Data entries:
## begin

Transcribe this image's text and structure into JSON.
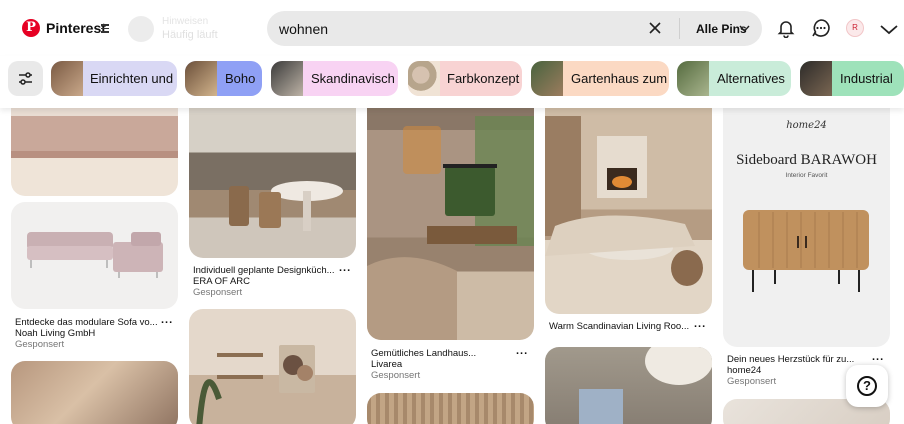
{
  "header": {
    "brand": "Pinterest",
    "ghost_line1": "Hinweisen",
    "ghost_line2": "Häufig läuft",
    "search_value": "wohnen",
    "scope_label": "Alle Pins",
    "avatar_initial": "R"
  },
  "chips": [
    {
      "label": "Einrichten und",
      "color": "#d9d8f4"
    },
    {
      "label": "Boho",
      "color": "#8fa0f5"
    },
    {
      "label": "Skandinavisch",
      "color": "#f8d3f3"
    },
    {
      "label": "Farbkonzept",
      "color": "#f8d3d3"
    },
    {
      "label": "Gartenhaus zum",
      "color": "#fbd9c3"
    },
    {
      "label": "Alternatives",
      "color": "#c9ecd9"
    },
    {
      "label": "Industrial",
      "color": "#9ee2ba"
    }
  ],
  "pins": [
    {
      "title": "Entdecke das modulare Sofa vo...",
      "source": "Noah Living GmbH",
      "sponsored": "Gesponsert"
    },
    {
      "title": "Individuell geplante Designküch...",
      "source": "ERA OF ARC",
      "sponsored": "Gesponsert"
    },
    {
      "title": "Gemütliches Landhaus...",
      "source": "Livarea",
      "sponsored": "Gesponsert"
    },
    {
      "title": "Warm Scandinavian Living Roo...",
      "source": "",
      "sponsored": ""
    },
    {
      "title": "Dein neues Herzstück für zu...",
      "source": "home24",
      "sponsored": "Gesponsert"
    }
  ],
  "ad": {
    "brand": "home24",
    "headline": "Sideboard BARAWOH",
    "subline": "Interior Favorit"
  },
  "more_label": "...",
  "help_label": "?"
}
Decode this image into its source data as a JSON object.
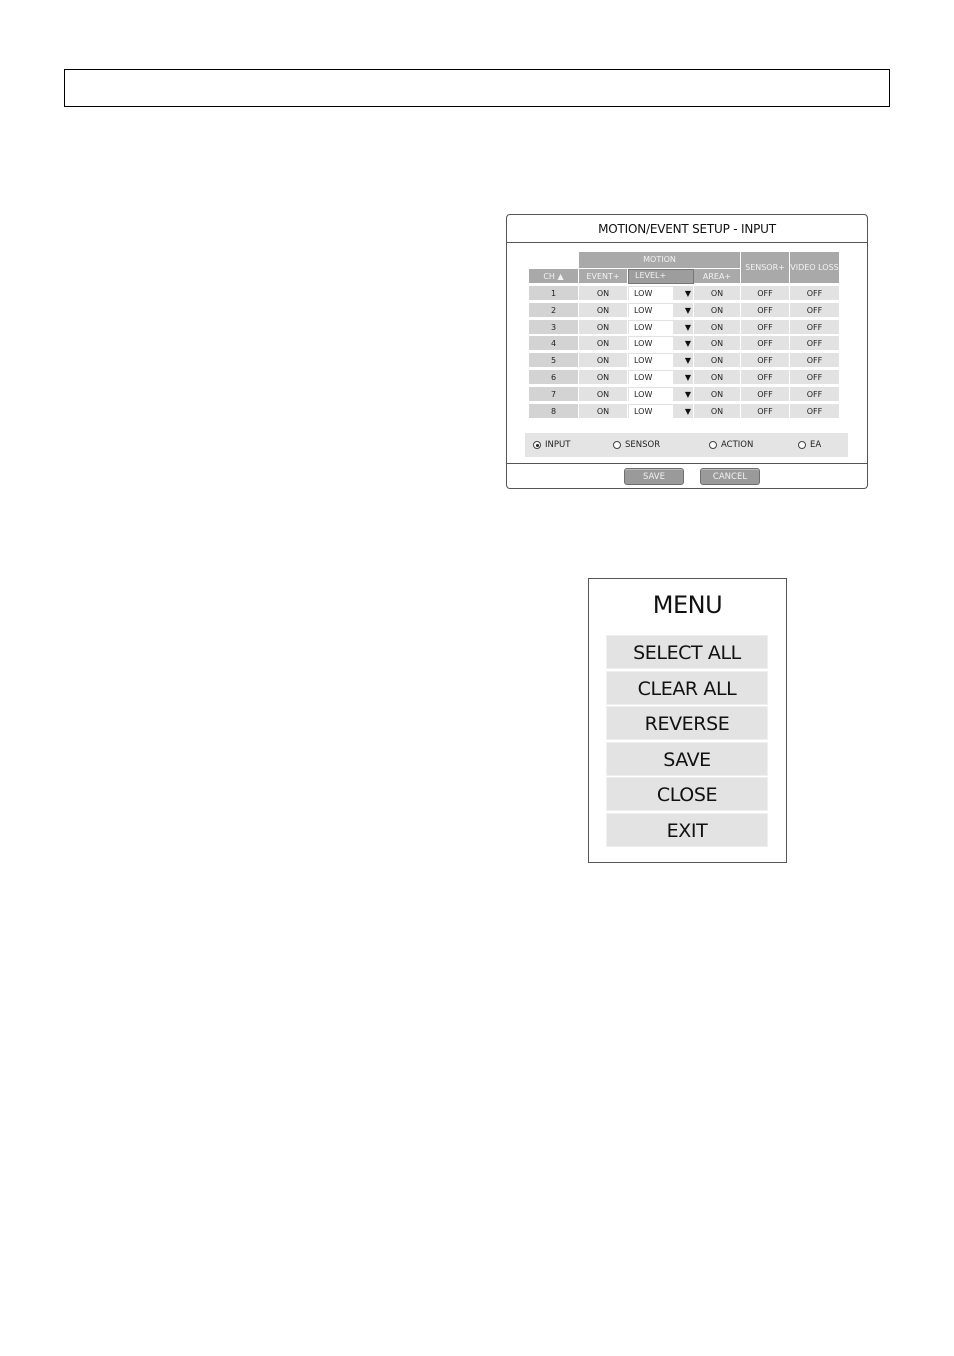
{
  "top_box": {},
  "dialog": {
    "title": "MOTION/EVENT SETUP - INPUT",
    "group_header": "MOTION",
    "columns": {
      "ch": "CH ▲",
      "event": "EVENT+",
      "level": "LEVEL+",
      "area": "AREA+",
      "sensor": "SENSOR+",
      "video_loss": "VIDEO LOSS"
    },
    "rows": [
      {
        "ch": "1",
        "event": "ON",
        "level": "LOW",
        "area": "ON",
        "sensor": "OFF",
        "video_loss": "OFF"
      },
      {
        "ch": "2",
        "event": "ON",
        "level": "LOW",
        "area": "ON",
        "sensor": "OFF",
        "video_loss": "OFF"
      },
      {
        "ch": "3",
        "event": "ON",
        "level": "LOW",
        "area": "ON",
        "sensor": "OFF",
        "video_loss": "OFF"
      },
      {
        "ch": "4",
        "event": "ON",
        "level": "LOW",
        "area": "ON",
        "sensor": "OFF",
        "video_loss": "OFF"
      },
      {
        "ch": "5",
        "event": "ON",
        "level": "LOW",
        "area": "ON",
        "sensor": "OFF",
        "video_loss": "OFF"
      },
      {
        "ch": "6",
        "event": "ON",
        "level": "LOW",
        "area": "ON",
        "sensor": "OFF",
        "video_loss": "OFF"
      },
      {
        "ch": "7",
        "event": "ON",
        "level": "LOW",
        "area": "ON",
        "sensor": "OFF",
        "video_loss": "OFF"
      },
      {
        "ch": "8",
        "event": "ON",
        "level": "LOW",
        "area": "ON",
        "sensor": "OFF",
        "video_loss": "OFF"
      }
    ],
    "dropdown_icon": "▼",
    "radios": [
      {
        "label": "INPUT",
        "selected": true
      },
      {
        "label": "SENSOR",
        "selected": false
      },
      {
        "label": "ACTION",
        "selected": false
      },
      {
        "label": "EA",
        "selected": false
      }
    ],
    "buttons": {
      "save": "SAVE",
      "cancel": "CANCEL"
    }
  },
  "menu": {
    "title": "MENU",
    "items": [
      {
        "label": "SELECT ALL"
      },
      {
        "label": "CLEAR ALL"
      },
      {
        "label": "REVERSE"
      },
      {
        "label": "SAVE"
      },
      {
        "label": "CLOSE"
      },
      {
        "label": "EXIT"
      }
    ]
  }
}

## end

YOUR OBJECTIVE – Omit the pictures and restate the rest of the records verbatim.

CORRECT RESPONSE –
Transcribe this image's text and structure into JSON.
{
  "header": {
    "brand": "Pinterest",
    "ghost_line1": "Hinweisen",
    "ghost_line2": "Häufig läuft",
    "search_value": "wohnen",
    "scope_label": "Alle Pins",
    "avatar_initial": "R"
  },
  "chips": [
    {
      "label": "Einrichten und",
      "color": "#d9d8f4"
    },
    {
      "label": "Boho",
      "color": "#8fa0f5"
    },
    {
      "label": "Skandinavisch",
      "color": "#f8d3f3"
    },
    {
      "label": "Farbkonzept",
      "color": "#f8d3d3"
    },
    {
      "label": "Gartenhaus zum",
      "color": "#fbd9c3"
    },
    {
      "label": "Alternatives",
      "color": "#c9ecd9"
    },
    {
      "label": "Industrial",
      "color": "#9ee2ba"
    }
  ],
  "pins": [
    {
      "title": "Entdecke das modulare Sofa vo...",
      "source": "Noah Living GmbH",
      "sponsored": "Gesponsert"
    },
    {
      "title": "Individuell geplante Designküch...",
      "source": "ERA OF ARC",
      "sponsored": "Gesponsert"
    },
    {
      "title": "Gemütliches Landhaus...",
      "source": "Livarea",
      "sponsored": "Gesponsert"
    },
    {
      "title": "Warm Scandinavian Living Roo...",
      "source": "",
      "sponsored": ""
    },
    {
      "title": "Dein neues Herzstück für zu...",
      "source": "home24",
      "sponsored": "Gesponsert"
    }
  ],
  "ad": {
    "brand": "home24",
    "headline": "Sideboard BARAWOH",
    "subline": "Interior Favorit"
  },
  "more_label": "...",
  "help_label": "?"
}
Decode this image into its source data as a JSON object.
{
  "top_box": {},
  "dialog": {
    "title": "MOTION/EVENT SETUP - INPUT",
    "group_header": "MOTION",
    "columns": {
      "ch": "CH ▲",
      "event": "EVENT+",
      "level": "LEVEL+",
      "area": "AREA+",
      "sensor": "SENSOR+",
      "video_loss": "VIDEO LOSS"
    },
    "rows": [
      {
        "ch": "1",
        "event": "ON",
        "level": "LOW",
        "area": "ON",
        "sensor": "OFF",
        "video_loss": "OFF"
      },
      {
        "ch": "2",
        "event": "ON",
        "level": "LOW",
        "area": "ON",
        "sensor": "OFF",
        "video_loss": "OFF"
      },
      {
        "ch": "3",
        "event": "ON",
        "level": "LOW",
        "area": "ON",
        "sensor": "OFF",
        "video_loss": "OFF"
      },
      {
        "ch": "4",
        "event": "ON",
        "level": "LOW",
        "area": "ON",
        "sensor": "OFF",
        "video_loss": "OFF"
      },
      {
        "ch": "5",
        "event": "ON",
        "level": "LOW",
        "area": "ON",
        "sensor": "OFF",
        "video_loss": "OFF"
      },
      {
        "ch": "6",
        "event": "ON",
        "level": "LOW",
        "area": "ON",
        "sensor": "OFF",
        "video_loss": "OFF"
      },
      {
        "ch": "7",
        "event": "ON",
        "level": "LOW",
        "area": "ON",
        "sensor": "OFF",
        "video_loss": "OFF"
      },
      {
        "ch": "8",
        "event": "ON",
        "level": "LOW",
        "area": "ON",
        "sensor": "OFF",
        "video_loss": "OFF"
      }
    ],
    "dropdown_icon": "▼",
    "radios": [
      {
        "label": "INPUT",
        "selected": true
      },
      {
        "label": "SENSOR",
        "selected": false
      },
      {
        "label": "ACTION",
        "selected": false
      },
      {
        "label": "EA",
        "selected": false
      }
    ],
    "buttons": {
      "save": "SAVE",
      "cancel": "CANCEL"
    }
  },
  "menu": {
    "title": "MENU",
    "items": [
      {
        "label": "SELECT ALL"
      },
      {
        "label": "CLEAR ALL"
      },
      {
        "label": "REVERSE"
      },
      {
        "label": "SAVE"
      },
      {
        "label": "CLOSE"
      },
      {
        "label": "EXIT"
      }
    ]
  }
}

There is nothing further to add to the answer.